Provided data:
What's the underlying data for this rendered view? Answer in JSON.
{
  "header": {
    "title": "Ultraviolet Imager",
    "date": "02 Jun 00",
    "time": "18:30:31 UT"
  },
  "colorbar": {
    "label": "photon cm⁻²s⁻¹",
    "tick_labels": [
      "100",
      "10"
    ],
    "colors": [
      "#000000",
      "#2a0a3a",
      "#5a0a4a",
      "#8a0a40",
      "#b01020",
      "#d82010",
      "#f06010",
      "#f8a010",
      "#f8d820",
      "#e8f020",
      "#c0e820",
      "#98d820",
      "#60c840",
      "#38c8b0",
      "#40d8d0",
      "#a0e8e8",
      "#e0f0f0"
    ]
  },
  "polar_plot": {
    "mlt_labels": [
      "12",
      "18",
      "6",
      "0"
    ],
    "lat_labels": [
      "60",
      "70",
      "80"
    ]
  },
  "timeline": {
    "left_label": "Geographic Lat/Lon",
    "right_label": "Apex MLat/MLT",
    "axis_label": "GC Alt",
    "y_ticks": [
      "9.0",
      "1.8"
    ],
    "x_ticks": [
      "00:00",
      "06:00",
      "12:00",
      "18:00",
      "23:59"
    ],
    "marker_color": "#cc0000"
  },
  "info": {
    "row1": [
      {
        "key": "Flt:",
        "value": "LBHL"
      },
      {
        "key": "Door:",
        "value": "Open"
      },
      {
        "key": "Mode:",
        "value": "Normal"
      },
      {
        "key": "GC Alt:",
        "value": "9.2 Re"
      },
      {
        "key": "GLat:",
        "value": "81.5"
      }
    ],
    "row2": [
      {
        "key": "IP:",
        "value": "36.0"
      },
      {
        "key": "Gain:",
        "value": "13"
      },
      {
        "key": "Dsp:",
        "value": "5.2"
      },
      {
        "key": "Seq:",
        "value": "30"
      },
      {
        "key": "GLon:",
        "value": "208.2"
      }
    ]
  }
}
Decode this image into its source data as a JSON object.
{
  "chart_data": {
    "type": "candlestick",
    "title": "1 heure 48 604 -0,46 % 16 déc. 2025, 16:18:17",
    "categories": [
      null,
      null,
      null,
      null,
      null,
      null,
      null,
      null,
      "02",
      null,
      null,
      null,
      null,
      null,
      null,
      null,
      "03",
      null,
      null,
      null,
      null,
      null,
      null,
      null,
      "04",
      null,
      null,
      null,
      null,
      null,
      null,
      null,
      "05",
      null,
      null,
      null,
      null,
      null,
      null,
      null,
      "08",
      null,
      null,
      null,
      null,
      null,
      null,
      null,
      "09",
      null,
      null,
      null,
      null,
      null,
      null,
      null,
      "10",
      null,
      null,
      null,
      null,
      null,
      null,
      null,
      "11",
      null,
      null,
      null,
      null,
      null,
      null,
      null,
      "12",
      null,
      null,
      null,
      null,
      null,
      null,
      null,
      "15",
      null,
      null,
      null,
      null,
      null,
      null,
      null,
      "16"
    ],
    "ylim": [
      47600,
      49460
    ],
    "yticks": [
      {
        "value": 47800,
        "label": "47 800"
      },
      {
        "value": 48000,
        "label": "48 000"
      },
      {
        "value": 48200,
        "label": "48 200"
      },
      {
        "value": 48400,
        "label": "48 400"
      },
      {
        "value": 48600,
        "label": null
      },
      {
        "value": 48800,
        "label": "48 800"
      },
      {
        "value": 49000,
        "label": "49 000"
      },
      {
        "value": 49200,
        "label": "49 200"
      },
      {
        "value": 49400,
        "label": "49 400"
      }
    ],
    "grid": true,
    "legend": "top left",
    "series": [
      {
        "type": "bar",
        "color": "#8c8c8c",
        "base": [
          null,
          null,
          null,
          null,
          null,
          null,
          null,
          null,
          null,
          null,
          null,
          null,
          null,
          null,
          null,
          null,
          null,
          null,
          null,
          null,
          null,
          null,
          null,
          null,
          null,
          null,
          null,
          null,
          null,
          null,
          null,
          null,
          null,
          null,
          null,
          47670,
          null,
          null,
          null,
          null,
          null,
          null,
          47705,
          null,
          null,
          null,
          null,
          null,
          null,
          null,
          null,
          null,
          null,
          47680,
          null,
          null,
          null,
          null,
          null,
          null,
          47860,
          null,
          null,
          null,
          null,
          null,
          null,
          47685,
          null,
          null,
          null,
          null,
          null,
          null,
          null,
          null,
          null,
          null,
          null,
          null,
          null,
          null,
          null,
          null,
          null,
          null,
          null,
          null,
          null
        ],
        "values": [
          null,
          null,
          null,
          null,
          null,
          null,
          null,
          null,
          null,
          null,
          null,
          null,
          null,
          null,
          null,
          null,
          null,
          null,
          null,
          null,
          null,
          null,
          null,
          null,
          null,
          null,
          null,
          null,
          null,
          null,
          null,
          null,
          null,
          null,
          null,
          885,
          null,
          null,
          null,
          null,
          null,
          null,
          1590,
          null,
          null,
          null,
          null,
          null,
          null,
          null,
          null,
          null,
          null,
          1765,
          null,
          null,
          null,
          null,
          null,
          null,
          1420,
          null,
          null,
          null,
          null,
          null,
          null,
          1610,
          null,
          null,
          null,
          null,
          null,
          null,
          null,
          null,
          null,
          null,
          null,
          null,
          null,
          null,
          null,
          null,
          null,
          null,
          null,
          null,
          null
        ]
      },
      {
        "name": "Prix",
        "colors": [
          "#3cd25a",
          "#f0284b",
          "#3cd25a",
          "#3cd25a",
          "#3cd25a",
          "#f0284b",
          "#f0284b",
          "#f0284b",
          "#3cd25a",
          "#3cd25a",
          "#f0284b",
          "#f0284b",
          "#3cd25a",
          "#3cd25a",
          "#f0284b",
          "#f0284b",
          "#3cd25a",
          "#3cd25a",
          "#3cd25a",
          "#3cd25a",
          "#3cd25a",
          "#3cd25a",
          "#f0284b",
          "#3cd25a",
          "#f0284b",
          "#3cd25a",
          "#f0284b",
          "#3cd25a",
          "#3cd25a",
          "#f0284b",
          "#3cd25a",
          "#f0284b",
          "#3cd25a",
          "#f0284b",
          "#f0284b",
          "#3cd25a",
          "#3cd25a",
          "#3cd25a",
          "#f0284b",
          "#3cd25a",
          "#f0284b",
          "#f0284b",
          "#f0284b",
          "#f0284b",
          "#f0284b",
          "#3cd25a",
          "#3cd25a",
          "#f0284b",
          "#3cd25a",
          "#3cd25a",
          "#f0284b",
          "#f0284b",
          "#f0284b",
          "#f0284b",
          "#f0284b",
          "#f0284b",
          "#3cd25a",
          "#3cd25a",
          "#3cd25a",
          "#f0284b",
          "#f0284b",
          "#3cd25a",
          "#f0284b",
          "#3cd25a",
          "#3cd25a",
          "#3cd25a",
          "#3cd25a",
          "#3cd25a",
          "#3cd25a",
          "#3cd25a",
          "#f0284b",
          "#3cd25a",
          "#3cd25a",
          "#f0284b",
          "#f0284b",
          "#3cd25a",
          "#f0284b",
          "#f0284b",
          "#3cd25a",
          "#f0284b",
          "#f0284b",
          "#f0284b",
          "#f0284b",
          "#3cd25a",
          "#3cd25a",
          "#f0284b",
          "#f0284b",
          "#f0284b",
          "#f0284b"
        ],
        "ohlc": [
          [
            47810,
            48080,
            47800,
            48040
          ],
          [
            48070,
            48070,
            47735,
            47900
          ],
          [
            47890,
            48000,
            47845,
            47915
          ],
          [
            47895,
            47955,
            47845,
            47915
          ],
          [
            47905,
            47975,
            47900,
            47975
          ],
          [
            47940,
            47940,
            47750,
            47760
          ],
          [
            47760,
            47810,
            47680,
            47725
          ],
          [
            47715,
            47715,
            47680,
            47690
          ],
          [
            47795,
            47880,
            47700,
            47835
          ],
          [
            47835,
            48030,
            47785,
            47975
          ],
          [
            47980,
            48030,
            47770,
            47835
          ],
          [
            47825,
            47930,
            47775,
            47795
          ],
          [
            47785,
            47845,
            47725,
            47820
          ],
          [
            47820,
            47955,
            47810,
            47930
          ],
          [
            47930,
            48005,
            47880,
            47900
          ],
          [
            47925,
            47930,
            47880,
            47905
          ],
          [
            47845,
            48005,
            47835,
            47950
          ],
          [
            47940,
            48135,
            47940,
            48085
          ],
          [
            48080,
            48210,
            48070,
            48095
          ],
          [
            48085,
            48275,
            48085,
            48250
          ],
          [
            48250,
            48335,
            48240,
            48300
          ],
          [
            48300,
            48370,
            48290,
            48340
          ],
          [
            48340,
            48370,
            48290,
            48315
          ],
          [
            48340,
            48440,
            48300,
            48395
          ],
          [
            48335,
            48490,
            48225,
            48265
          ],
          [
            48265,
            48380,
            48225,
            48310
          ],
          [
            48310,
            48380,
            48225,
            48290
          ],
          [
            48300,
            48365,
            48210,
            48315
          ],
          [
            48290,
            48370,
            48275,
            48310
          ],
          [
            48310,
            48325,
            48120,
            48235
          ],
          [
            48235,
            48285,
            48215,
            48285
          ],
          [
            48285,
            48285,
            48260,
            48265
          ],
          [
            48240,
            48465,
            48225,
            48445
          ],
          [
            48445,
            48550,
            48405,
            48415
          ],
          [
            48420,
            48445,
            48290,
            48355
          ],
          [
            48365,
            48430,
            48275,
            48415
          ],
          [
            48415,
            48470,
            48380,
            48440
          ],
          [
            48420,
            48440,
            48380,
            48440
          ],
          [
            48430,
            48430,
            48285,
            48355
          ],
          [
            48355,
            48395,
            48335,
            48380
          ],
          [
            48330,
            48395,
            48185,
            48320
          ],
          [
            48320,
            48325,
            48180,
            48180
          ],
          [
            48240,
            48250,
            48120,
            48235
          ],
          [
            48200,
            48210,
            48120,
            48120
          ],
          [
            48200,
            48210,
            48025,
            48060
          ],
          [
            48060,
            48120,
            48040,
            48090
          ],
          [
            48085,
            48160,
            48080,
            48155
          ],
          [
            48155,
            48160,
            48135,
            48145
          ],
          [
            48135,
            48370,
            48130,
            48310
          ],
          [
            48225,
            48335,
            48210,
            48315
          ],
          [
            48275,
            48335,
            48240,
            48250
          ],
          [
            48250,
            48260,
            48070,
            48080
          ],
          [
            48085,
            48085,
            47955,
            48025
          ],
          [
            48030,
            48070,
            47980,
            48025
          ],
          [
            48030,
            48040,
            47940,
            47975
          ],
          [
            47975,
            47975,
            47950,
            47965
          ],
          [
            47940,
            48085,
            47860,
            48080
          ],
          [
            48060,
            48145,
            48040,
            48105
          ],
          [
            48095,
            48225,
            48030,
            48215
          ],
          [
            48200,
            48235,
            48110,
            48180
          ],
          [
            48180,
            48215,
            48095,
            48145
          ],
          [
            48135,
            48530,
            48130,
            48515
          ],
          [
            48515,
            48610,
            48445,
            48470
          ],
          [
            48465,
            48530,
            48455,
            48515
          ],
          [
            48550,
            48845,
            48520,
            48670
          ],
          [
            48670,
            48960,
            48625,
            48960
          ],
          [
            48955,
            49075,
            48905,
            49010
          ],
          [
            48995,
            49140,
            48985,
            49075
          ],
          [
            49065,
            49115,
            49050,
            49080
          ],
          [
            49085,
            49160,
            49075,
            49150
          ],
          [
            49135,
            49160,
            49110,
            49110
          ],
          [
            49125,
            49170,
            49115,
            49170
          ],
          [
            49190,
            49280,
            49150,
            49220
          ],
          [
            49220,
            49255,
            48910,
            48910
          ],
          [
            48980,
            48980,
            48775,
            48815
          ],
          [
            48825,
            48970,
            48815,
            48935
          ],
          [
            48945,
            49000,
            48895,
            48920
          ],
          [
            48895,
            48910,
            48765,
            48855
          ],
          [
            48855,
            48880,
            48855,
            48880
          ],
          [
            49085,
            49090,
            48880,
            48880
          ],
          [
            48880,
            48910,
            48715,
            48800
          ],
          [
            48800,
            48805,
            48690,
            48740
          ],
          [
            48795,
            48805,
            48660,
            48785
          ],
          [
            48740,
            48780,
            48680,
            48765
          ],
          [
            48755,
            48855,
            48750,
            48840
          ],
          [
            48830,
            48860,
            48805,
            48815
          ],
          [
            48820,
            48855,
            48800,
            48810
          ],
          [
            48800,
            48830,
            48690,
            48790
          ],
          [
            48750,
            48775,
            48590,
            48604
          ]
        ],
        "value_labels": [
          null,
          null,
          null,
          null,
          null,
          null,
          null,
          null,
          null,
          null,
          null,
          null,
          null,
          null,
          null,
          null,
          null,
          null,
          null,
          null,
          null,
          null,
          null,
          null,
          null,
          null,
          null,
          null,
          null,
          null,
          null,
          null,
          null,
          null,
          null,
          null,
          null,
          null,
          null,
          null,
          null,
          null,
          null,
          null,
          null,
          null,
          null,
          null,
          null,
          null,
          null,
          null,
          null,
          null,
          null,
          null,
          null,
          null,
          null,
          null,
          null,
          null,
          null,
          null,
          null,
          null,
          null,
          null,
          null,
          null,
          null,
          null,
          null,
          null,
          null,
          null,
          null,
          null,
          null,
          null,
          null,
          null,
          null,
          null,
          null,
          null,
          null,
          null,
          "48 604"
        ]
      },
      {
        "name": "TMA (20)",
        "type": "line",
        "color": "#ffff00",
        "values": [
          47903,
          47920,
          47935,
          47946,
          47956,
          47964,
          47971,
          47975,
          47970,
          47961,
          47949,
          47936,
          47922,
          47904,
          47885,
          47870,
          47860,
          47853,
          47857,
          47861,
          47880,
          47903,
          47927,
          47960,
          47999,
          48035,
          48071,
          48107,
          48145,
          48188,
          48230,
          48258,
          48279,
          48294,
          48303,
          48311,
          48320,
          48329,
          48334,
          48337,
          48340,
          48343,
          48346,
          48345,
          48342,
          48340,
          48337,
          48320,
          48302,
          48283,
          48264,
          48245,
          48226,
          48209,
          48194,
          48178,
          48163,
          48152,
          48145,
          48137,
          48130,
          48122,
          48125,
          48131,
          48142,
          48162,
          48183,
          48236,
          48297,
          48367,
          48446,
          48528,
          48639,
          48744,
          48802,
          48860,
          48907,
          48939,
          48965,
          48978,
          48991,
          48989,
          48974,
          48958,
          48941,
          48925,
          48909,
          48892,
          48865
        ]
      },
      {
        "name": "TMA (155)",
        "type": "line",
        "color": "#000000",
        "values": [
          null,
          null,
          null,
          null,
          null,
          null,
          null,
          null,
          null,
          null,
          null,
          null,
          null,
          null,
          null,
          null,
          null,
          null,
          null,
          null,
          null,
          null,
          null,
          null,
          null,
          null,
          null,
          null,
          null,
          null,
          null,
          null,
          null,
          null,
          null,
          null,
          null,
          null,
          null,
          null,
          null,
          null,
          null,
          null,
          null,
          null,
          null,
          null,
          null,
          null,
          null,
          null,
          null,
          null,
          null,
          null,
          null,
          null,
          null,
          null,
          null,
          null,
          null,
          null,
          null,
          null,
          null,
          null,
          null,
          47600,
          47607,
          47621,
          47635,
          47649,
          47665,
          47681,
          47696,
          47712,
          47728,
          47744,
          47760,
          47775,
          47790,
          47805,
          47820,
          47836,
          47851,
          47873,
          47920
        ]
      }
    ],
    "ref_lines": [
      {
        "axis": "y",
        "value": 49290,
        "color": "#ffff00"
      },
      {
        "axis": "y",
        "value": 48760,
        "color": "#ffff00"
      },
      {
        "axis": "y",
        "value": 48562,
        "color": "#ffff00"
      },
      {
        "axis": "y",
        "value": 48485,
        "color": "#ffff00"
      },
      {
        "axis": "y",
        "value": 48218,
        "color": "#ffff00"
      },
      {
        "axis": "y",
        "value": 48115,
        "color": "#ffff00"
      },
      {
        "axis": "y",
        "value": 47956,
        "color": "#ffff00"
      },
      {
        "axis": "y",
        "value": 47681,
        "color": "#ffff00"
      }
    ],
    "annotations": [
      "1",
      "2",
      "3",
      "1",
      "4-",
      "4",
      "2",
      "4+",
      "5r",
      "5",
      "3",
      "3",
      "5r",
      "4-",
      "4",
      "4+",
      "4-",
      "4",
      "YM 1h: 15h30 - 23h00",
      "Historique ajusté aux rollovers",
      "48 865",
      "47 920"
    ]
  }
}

Given request: Find each line holding "this". Copy it out.

Response:
What's the underlying data for this rendered view? Answer in JSON.
Decode this image into its source data as a JSON object.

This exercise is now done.